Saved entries
-*-

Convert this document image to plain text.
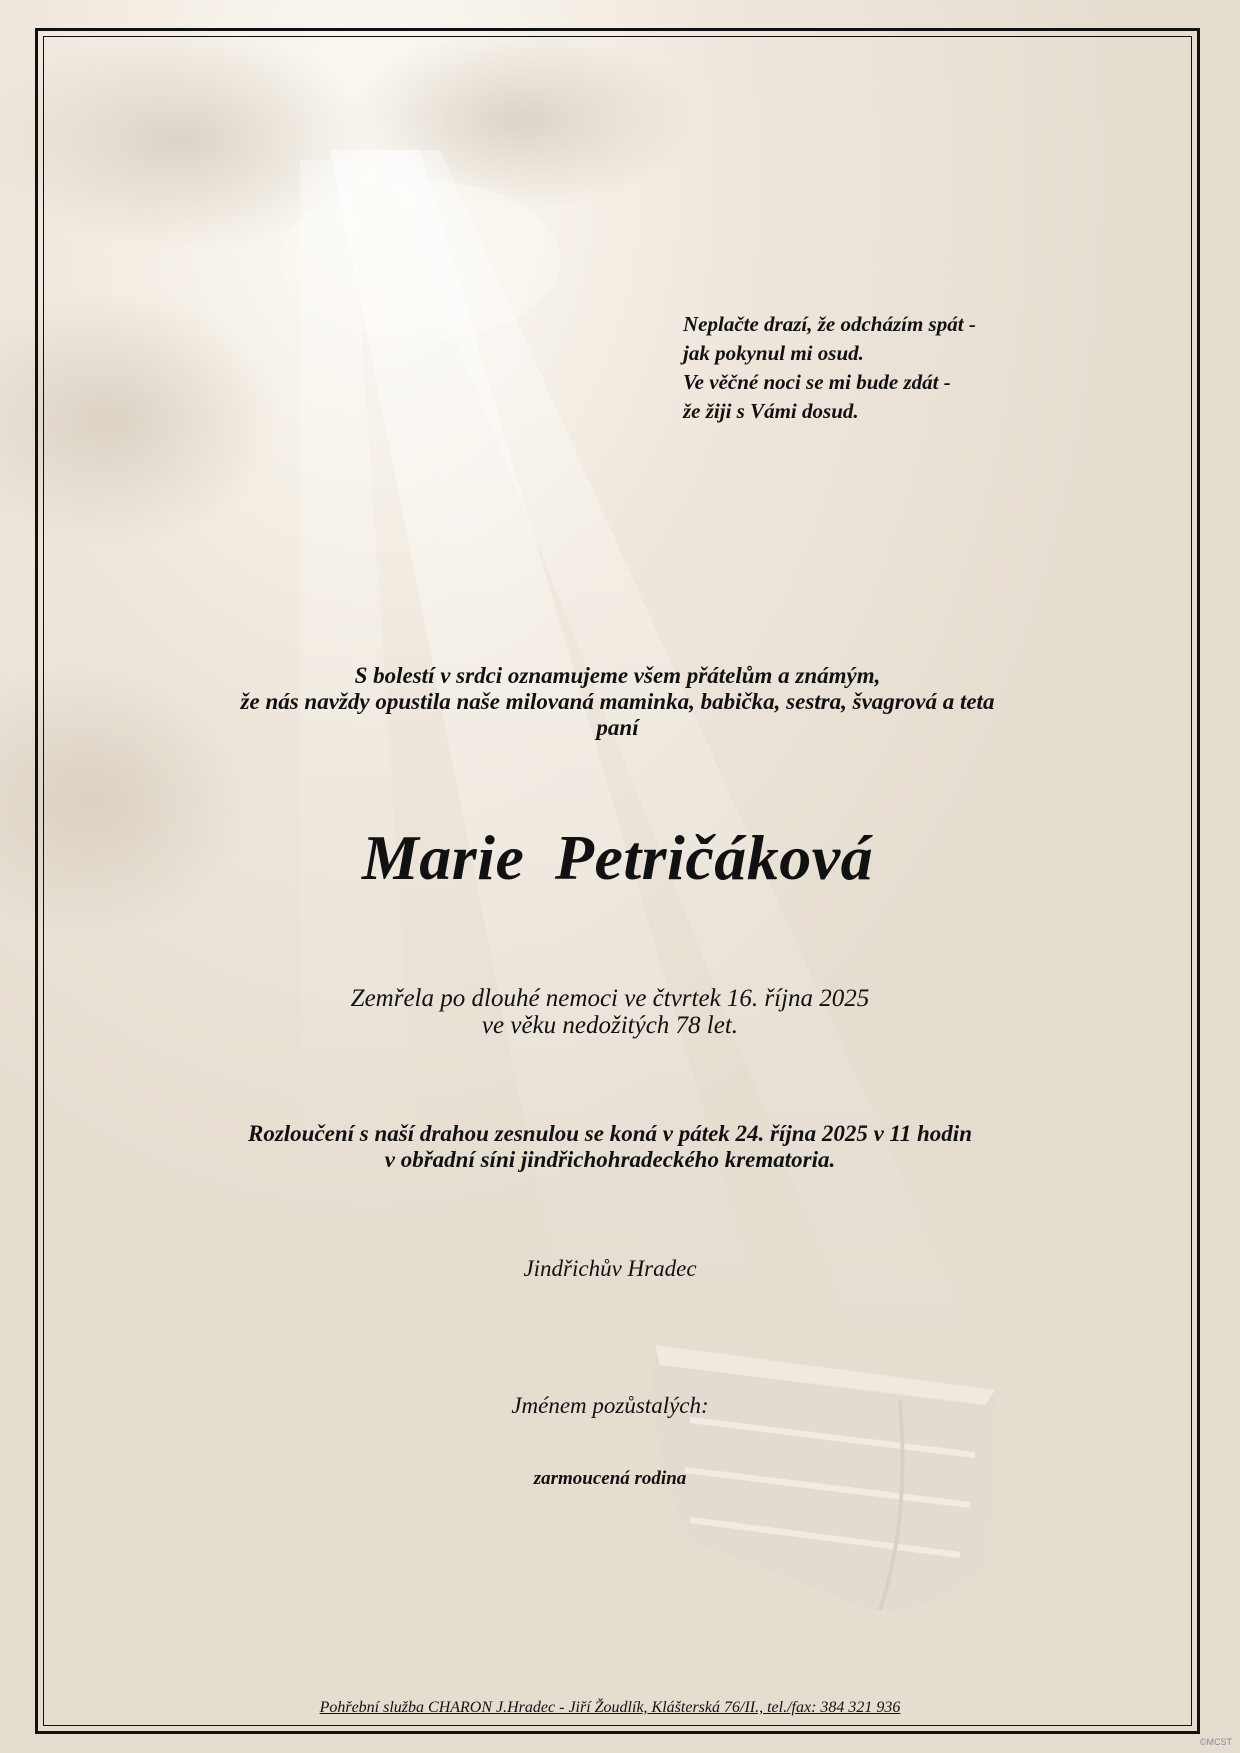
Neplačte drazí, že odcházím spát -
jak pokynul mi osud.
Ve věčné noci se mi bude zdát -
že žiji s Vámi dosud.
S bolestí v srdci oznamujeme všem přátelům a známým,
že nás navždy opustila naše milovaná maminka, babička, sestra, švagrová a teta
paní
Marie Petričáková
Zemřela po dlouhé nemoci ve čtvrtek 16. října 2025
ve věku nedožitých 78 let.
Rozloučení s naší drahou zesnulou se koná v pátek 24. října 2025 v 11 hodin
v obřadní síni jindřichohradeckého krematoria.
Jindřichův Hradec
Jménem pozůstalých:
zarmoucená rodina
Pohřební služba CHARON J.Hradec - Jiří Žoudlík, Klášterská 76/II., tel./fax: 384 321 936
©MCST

-*-

EXERCISE OBJECTIVE: Gather each line of the listing that holds the string "října".

RESPONSE:
Zemřela po dlouhé nemoci ve čtvrtek 16. října 2025
Rozloučení s naší drahou zesnulou se koná v pátek 24. října 2025 v 11 hodin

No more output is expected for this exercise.